Set exercise. Every record must be repeated exactly; omit any pictures they contain.
* begin *
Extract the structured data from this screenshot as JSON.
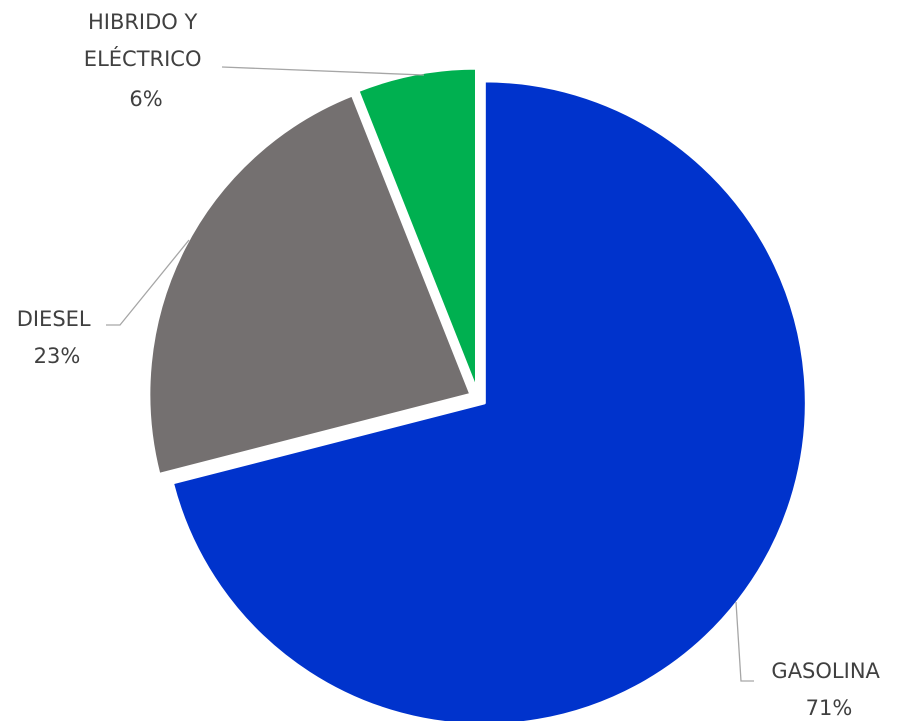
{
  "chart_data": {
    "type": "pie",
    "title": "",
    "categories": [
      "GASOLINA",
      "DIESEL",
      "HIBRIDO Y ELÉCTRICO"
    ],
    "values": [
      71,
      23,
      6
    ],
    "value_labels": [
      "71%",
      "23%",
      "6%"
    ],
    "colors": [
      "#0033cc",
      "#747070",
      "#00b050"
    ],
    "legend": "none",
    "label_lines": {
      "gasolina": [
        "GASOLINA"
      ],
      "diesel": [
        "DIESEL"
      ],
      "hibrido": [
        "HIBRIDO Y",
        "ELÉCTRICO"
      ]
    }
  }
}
* end *
Exercise response.
Extract the structured data from this screenshot as JSON.
{
  "chart_data": {
    "type": "pie",
    "title": "",
    "categories": [
      "GASOLINA",
      "DIESEL",
      "HIBRIDO Y ELÉCTRICO"
    ],
    "values": [
      71,
      23,
      6
    ],
    "value_labels": [
      "71%",
      "23%",
      "6%"
    ],
    "colors": [
      "#0033cc",
      "#747070",
      "#00b050"
    ],
    "legend": "none",
    "label_lines": {
      "gasolina": [
        "GASOLINA"
      ],
      "diesel": [
        "DIESEL"
      ],
      "hibrido": [
        "HIBRIDO Y",
        "ELÉCTRICO"
      ]
    }
  }
}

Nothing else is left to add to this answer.